You are viewing a plain text version of this content. The canonical link for it is here.
Posted to dev@commons.apache.org by Brett Henderson <br...@mail15.com> on 2003/11/03 00:46:48 UTC

Streamable Codec Framework

Hi All,

I noticed Alexander Hvostov's recent email containing streamable
base64 codecs.  Given that the current codec implementations are
oriented around in-memory buffers, is there room for an
alternative codec framework supporting stream functionality?  I
realise the need for streamable codecs may not be that great but
it does seem like a gap in the current library.

I have done some work in this area over the last couple of months
as a small hobby project and have produced a small framework for
streamable codecs.

Some of the goals I was working towards were:
1. No memory allocation during streaming.  This eliminates
garbage collection during large conversions.

_Challenge_. Carry on the mailing-list post about a streamable codec framework above, starting after its last sentence.

_Records shown_.
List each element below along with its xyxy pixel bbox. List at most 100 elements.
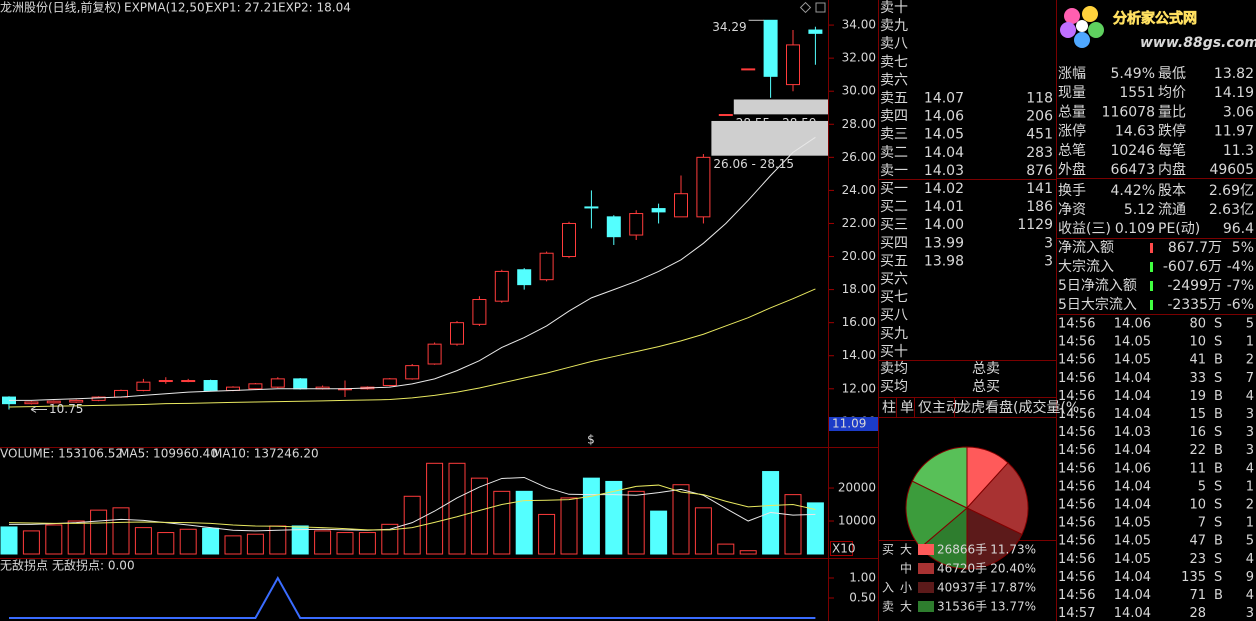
candle-body [248, 383, 263, 390]
quote-label: 跌停 [1158, 123, 1186, 140]
tick-time: 14:56 [1058, 498, 1095, 513]
y-tick-label: 10000 [838, 514, 876, 528]
volume-bar [717, 543, 735, 555]
flow-pie: 买大 26866手 11.73% 中 46720手 20.40% 入小 40937手 17.87… [882, 446, 1036, 614]
row-size: 中 [900, 561, 912, 576]
tick-volume: 22 [1189, 443, 1206, 458]
book-label: 买七 [880, 290, 908, 306]
flow-percent: -7% [1227, 278, 1254, 294]
volume-bar [538, 513, 556, 555]
y-tick-label: 18.00 [842, 282, 876, 296]
tab: 柱 [882, 400, 896, 416]
petal [1074, 32, 1090, 48]
logo-title: 分析家公式网 [1113, 10, 1197, 27]
book-volume: 451 [1026, 127, 1053, 143]
book-label: 卖九 [880, 18, 908, 34]
ma-line [9, 476, 816, 532]
candle-body [808, 29, 823, 34]
quote-label: 量比 [1158, 104, 1186, 120]
quote-value: 11.3 [1223, 143, 1254, 159]
candle-body [46, 400, 61, 404]
flow-label: 净流入额 [1058, 240, 1114, 256]
tick-volume: 5 [1198, 479, 1206, 494]
tick-volume: 47 [1189, 534, 1206, 549]
book-price: 13.99 [924, 235, 964, 251]
tick-volume: 19 [1189, 389, 1206, 404]
book-label: 买六 [880, 272, 908, 288]
tick-count: 4 [1246, 389, 1254, 404]
candle-body [517, 269, 532, 286]
quote-label: 股本 [1158, 183, 1186, 199]
y-tick-label: 1.00 [849, 571, 876, 585]
book-label: 买九 [880, 326, 908, 342]
quote-label: 涨幅 [1058, 66, 1086, 82]
tick-volume: 71 [1189, 588, 1206, 603]
tick-count: 7 [1246, 371, 1254, 386]
y-tick-label: 30.00 [842, 84, 876, 98]
flow-label: 大宗流入 [1058, 259, 1114, 275]
flow-label: 5日大宗流入 [1058, 297, 1137, 313]
book-volume: 1129 [1017, 217, 1053, 233]
book-price: 14.04 [924, 145, 964, 161]
quote-label: 总笔 [1058, 143, 1086, 159]
row-side: 入 [882, 581, 894, 595]
tick-time: 14:56 [1058, 353, 1095, 368]
quote-value: 116078 [1102, 104, 1155, 120]
tick-volume: 16 [1189, 425, 1206, 440]
petal-center [1076, 20, 1088, 32]
tick-price: 14.05 [1114, 534, 1151, 549]
row-hands: 26866手 [937, 543, 987, 557]
tick-price: 14.04 [1114, 588, 1151, 603]
book-price: 14.02 [924, 181, 964, 197]
volume-bar [179, 528, 197, 555]
row-hands: 40937手 [937, 581, 987, 595]
window-icon[interactable] [815, 2, 826, 13]
tick-price: 14.05 [1114, 353, 1151, 368]
volume-bar [45, 524, 63, 555]
indicator-name: EXPMA(12,50) [124, 1, 209, 15]
tick-price: 14.04 [1114, 606, 1151, 621]
volume-bar [112, 507, 130, 555]
candle-body [786, 44, 800, 86]
indicator-title: 无敌拐点 [0, 558, 48, 573]
tick-price: 14.05 [1114, 335, 1151, 350]
quote-value: 0.109 [1115, 221, 1155, 237]
book-label: 卖均 [880, 361, 908, 377]
exp2-line [8, 288, 816, 408]
tick-count: 1 [1246, 335, 1254, 350]
window-icon[interactable] [799, 1, 812, 14]
book-price: 14.06 [924, 109, 964, 125]
quote-value: 5.12 [1124, 202, 1155, 218]
scale-box [830, 541, 853, 556]
tick-volume: 33 [1189, 371, 1206, 386]
legend-swatch [918, 582, 934, 593]
quote-label: 收益(三) [1058, 221, 1111, 237]
ma-line [8, 484, 816, 531]
annotation: 10.75 [49, 402, 83, 416]
row-side: 卖 [882, 600, 894, 614]
price-marker [829, 417, 878, 431]
candle-body [674, 193, 688, 218]
y-tick-label: 14.00 [842, 348, 876, 362]
volume-bar [67, 520, 85, 555]
candle-body [539, 252, 554, 281]
tick-volume: 7 [1198, 516, 1206, 531]
tick-count: 3 [1246, 443, 1254, 458]
tick-count: 3 [1246, 407, 1254, 422]
book-label: 总买 [972, 379, 1000, 395]
quote-value: 66473 [1110, 162, 1155, 178]
quote-value: 2.69亿 [1209, 183, 1254, 199]
tick-list: 14:56 14.06 80 S 514:56 14.05 10 S 114:56 14.05 41… [1058, 317, 1254, 621]
quote-value: 14.19 [1214, 85, 1254, 101]
flow-indicator [1150, 281, 1153, 291]
y-tick-label: 32.00 [842, 51, 876, 65]
legend-swatch [918, 544, 934, 555]
y-tick-label: 34.00 [842, 18, 876, 32]
candle-body [427, 343, 442, 365]
event-marker: $ [587, 433, 595, 447]
tick-side: S [1214, 425, 1222, 440]
tick-price: 14.04 [1114, 371, 1151, 386]
y-tick-label: 0.50 [849, 591, 876, 605]
row-percent: 11.73% [990, 543, 1036, 557]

_Exercise response_.
2. Pipelineable codecs.  This allows multiple codecs to be chained
together and treated as a single codec.  This allows codecs such as
base 64 to be broken into two components (base64 and line wrapping
codecs).
2. Single OutputStream, InputStream implementations which
utilise codec engines internally.  This eliminates the need to
produce a buffer based engine and a stream engine for every codec.
Note that this requires codec engines to be written in a manner
that supports streaming.
3. Customisable receivers.  All codecs utilise receivers to
handle conversion results.  This allows different outputs such as
streams, in-memory buffers, etc to be supported.
4. Direction agnostic codecs.  Decoupling the engine from the
streams allows the engines to be used in different ways than
originally intended.  Ie. You can perform base64 encoding
during reads from an InputStream.

I have produced base64 and ascii hex codecs as a proof of concept
and to evaluate performance.  It isn't as fast as the current
buffer based codecs but is unlikely to ever be as fast due to the
extra overheads associated with streaming.
Both base64 and ascii hex implementations can produce a data rate
of approximately 40MB/sec on a Pentium Mobile 1.5GHz notebook.
With some performance tuning I'm sure this could be improved,
I think array bounds checking is the largest performance hit.

Currently requires jdk1.4 (exception handling requires rework
for jdk1.3).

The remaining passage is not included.